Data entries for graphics
● ● ● ● ●

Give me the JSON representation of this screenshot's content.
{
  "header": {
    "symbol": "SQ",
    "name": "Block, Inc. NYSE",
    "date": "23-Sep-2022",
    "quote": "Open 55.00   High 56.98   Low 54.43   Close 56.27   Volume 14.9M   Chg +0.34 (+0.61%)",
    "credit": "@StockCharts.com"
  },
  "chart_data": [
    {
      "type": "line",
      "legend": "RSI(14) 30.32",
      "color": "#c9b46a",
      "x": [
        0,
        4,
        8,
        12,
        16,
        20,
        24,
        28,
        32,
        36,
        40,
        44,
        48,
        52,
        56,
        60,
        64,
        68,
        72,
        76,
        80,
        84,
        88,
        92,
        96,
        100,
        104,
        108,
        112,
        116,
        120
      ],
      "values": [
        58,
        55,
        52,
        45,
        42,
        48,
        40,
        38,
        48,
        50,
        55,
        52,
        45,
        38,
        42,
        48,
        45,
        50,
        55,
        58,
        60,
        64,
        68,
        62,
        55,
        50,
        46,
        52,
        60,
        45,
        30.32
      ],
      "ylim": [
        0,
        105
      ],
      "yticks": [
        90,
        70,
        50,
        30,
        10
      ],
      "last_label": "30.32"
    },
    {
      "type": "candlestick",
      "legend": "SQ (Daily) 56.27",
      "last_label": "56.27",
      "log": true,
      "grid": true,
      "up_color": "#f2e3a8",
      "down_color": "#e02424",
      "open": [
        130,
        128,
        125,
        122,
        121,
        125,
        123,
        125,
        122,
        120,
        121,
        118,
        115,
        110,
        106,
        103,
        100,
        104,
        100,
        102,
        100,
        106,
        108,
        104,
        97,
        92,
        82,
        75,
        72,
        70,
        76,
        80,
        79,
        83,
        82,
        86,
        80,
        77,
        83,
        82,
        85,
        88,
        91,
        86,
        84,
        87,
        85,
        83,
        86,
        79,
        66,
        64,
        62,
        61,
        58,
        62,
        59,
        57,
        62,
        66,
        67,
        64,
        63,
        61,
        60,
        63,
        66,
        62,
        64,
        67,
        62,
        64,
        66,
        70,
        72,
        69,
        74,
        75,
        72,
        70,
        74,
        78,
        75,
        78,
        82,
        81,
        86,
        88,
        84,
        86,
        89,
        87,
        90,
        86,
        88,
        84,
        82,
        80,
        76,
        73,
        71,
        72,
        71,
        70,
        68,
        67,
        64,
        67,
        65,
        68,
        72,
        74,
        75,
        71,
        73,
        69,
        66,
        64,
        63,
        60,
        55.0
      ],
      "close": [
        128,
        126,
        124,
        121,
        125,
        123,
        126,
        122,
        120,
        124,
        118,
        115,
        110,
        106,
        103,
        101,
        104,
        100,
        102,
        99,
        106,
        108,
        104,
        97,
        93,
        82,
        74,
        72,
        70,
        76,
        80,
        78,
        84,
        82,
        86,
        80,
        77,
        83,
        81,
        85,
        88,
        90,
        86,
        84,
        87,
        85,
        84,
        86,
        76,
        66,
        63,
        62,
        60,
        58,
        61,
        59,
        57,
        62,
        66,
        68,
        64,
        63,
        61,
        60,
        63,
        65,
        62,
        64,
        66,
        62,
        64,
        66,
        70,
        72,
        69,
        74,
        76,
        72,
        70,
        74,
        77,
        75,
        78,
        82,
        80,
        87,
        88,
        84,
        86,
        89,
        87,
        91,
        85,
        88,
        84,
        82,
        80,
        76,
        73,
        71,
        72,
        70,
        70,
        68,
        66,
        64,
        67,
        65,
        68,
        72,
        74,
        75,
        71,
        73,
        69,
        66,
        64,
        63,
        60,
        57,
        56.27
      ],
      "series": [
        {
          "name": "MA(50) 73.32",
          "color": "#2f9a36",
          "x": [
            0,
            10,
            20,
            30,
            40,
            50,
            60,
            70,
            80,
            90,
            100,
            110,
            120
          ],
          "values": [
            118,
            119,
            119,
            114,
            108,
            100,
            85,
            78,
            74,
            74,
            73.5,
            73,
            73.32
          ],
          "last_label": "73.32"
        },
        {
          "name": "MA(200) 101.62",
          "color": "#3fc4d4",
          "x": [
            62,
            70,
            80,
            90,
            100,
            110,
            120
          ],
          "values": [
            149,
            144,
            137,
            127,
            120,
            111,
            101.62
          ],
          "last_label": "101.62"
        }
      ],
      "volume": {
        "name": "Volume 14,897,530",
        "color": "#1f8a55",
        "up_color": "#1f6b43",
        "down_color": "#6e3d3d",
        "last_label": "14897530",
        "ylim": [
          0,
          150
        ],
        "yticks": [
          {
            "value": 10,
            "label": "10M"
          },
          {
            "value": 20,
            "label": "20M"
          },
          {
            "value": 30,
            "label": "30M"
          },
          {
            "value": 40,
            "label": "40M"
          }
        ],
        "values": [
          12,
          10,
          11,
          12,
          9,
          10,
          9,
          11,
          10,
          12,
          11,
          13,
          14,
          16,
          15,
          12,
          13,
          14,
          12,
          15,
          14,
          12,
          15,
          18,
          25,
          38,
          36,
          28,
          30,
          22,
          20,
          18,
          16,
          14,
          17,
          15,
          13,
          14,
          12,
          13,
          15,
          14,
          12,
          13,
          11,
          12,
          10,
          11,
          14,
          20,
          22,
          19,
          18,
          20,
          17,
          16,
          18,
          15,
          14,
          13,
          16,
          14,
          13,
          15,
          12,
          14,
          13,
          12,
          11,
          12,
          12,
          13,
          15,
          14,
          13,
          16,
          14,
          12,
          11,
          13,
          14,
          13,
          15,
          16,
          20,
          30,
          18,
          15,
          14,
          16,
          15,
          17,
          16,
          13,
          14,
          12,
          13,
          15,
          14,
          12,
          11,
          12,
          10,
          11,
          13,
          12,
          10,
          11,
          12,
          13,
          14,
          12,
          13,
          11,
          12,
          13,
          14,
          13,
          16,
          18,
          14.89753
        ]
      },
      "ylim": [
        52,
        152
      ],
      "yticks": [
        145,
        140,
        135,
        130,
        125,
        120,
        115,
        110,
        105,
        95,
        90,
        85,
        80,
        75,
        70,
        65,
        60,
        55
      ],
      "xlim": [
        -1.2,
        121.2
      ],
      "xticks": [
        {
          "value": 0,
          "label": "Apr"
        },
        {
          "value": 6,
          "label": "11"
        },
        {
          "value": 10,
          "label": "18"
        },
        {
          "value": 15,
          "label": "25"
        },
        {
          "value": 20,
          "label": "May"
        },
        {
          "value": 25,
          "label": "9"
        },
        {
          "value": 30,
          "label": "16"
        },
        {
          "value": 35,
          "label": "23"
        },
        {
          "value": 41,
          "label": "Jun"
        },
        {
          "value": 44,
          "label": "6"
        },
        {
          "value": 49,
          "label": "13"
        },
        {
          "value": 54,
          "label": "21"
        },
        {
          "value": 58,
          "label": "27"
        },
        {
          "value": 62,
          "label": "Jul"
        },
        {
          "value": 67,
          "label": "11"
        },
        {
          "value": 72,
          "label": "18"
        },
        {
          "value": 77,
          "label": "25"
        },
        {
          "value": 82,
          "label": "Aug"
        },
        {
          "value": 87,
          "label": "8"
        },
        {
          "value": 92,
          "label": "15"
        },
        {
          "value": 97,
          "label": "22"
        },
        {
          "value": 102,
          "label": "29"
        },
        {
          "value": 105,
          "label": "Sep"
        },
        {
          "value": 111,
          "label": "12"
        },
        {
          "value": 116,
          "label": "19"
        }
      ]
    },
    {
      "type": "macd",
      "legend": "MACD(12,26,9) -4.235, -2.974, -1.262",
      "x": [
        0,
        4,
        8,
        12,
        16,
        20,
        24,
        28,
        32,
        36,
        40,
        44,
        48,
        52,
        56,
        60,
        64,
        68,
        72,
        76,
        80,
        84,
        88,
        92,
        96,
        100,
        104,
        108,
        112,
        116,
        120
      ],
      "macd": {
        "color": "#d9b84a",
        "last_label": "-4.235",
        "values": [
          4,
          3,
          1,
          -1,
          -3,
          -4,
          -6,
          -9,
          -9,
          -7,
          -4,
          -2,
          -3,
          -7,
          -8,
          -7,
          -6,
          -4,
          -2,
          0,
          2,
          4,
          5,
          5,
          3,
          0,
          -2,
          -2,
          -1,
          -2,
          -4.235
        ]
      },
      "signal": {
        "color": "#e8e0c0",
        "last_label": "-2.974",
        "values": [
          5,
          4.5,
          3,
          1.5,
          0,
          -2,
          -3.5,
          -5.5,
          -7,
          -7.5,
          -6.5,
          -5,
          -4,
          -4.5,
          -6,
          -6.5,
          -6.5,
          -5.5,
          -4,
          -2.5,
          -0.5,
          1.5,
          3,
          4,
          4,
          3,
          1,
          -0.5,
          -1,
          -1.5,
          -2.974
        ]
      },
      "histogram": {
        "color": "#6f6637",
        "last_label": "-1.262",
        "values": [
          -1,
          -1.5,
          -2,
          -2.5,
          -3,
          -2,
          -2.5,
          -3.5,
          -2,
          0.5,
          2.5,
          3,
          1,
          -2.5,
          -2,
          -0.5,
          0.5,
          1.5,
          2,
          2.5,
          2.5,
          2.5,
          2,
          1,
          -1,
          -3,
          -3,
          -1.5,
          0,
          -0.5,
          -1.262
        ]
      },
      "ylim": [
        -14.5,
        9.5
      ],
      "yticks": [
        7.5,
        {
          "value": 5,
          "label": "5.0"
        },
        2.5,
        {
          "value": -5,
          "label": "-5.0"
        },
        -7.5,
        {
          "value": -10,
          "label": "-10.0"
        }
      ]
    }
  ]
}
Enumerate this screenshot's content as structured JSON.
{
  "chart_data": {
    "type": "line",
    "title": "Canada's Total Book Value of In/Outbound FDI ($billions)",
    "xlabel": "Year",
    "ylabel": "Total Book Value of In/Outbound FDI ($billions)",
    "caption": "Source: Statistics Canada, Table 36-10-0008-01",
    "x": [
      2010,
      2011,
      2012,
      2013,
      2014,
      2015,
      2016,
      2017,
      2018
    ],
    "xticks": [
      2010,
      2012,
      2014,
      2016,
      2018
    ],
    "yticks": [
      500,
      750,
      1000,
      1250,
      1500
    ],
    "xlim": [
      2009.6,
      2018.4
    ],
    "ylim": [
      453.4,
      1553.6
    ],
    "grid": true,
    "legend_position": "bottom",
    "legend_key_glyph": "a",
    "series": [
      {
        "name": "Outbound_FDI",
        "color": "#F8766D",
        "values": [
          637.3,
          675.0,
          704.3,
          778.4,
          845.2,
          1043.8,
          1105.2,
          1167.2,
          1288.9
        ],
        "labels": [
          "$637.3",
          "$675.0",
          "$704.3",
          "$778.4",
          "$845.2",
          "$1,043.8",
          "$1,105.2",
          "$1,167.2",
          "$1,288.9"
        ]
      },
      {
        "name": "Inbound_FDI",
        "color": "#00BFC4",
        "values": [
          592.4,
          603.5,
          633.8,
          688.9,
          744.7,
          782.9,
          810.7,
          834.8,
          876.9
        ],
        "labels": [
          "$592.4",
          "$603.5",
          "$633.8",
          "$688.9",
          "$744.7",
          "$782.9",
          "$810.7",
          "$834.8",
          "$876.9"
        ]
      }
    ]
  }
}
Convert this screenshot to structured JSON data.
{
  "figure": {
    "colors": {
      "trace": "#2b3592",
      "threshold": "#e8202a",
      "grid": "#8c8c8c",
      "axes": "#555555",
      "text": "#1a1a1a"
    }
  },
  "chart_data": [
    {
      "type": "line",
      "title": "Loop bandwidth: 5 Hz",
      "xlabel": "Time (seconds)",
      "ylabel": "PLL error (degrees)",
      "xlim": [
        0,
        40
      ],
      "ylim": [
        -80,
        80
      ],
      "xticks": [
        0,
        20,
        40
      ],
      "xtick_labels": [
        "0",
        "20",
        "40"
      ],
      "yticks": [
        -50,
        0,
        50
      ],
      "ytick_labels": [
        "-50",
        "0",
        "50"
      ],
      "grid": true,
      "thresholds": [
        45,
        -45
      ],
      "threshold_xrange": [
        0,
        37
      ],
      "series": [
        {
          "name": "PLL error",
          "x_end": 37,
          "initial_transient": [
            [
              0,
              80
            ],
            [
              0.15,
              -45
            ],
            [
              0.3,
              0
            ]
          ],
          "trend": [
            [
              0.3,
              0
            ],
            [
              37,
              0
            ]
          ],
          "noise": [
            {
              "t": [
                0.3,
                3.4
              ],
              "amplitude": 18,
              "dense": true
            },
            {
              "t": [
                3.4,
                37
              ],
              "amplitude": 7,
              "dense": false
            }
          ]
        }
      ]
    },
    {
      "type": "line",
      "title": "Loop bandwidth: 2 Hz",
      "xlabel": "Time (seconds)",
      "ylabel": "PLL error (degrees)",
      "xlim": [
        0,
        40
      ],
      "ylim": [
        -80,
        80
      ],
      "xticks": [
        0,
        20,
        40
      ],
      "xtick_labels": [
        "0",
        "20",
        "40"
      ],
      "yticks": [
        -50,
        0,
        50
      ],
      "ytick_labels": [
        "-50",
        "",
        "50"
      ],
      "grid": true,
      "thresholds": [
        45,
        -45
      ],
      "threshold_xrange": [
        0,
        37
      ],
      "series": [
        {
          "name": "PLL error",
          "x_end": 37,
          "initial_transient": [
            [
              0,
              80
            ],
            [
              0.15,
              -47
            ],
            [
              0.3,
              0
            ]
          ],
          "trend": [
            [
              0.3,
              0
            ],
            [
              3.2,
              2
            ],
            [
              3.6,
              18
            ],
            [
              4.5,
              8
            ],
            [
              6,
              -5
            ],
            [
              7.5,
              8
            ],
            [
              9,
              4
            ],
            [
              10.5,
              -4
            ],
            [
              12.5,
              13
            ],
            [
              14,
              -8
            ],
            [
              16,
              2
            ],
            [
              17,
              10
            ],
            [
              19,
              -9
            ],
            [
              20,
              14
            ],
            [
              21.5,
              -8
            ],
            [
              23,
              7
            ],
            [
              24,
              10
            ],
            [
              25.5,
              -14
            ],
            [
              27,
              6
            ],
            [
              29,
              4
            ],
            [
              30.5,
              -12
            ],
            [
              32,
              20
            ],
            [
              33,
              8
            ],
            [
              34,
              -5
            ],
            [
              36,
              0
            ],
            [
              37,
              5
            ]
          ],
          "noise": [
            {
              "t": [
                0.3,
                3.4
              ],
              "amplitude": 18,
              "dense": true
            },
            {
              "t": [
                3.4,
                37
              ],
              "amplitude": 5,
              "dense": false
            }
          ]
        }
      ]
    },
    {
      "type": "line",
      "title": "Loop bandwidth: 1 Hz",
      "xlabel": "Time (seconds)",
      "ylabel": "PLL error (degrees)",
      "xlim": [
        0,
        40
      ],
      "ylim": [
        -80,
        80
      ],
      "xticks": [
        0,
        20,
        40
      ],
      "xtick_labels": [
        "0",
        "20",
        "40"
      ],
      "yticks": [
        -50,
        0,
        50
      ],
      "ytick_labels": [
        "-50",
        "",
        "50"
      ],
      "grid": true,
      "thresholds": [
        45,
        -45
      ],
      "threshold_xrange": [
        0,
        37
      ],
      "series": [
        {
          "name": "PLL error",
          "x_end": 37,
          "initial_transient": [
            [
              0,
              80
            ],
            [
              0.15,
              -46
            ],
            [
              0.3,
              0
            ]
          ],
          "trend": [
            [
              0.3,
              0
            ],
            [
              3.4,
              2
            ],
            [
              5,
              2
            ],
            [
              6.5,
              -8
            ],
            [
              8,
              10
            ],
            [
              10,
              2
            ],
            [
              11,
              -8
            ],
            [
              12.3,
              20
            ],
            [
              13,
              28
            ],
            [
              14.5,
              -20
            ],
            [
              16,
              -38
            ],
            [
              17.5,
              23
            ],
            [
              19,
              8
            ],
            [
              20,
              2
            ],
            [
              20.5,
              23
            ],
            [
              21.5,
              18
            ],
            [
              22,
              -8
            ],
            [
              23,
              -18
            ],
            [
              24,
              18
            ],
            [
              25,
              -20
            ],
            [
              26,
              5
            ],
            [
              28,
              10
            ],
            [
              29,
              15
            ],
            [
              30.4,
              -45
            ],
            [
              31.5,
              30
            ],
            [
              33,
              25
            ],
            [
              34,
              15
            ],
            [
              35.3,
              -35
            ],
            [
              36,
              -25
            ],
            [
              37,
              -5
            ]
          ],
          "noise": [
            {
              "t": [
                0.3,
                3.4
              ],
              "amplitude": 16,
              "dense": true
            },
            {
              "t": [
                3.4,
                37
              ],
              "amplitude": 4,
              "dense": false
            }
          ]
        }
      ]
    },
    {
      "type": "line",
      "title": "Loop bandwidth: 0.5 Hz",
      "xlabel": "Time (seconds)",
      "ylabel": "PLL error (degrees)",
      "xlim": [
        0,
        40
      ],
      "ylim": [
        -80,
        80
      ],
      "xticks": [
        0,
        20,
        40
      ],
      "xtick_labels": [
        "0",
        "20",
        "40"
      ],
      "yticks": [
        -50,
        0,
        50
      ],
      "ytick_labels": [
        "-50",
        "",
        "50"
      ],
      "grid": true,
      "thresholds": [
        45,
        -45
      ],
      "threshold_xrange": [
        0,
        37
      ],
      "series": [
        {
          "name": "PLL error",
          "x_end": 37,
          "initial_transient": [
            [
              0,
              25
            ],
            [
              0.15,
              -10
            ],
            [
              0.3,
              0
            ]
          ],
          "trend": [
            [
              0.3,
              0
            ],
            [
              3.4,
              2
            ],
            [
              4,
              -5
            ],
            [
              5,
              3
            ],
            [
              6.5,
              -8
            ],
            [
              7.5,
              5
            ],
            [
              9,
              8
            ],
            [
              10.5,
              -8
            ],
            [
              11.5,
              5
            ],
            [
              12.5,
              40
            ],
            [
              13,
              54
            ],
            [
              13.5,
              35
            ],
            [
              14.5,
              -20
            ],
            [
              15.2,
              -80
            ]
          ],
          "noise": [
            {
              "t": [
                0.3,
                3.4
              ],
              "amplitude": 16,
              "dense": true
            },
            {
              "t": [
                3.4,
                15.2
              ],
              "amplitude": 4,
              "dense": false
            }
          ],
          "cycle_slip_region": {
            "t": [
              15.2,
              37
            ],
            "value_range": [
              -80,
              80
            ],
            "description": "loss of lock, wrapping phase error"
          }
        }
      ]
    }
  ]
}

● ● ● ● ●

Find the lines containing "name" and pull them out.

    "name": "Block, Inc. NYSE",
          "name": "MA(50) 73.32",
          "name": "MA(200) 101.62",
        "name": "Volume 14,897,530",
        "name": "Outbound_FDI",
        "name": "Inbound_FDI",
          "name": "PLL error",
          "name": "PLL error",
          "name": "PLL error",
          "name": "PLL error",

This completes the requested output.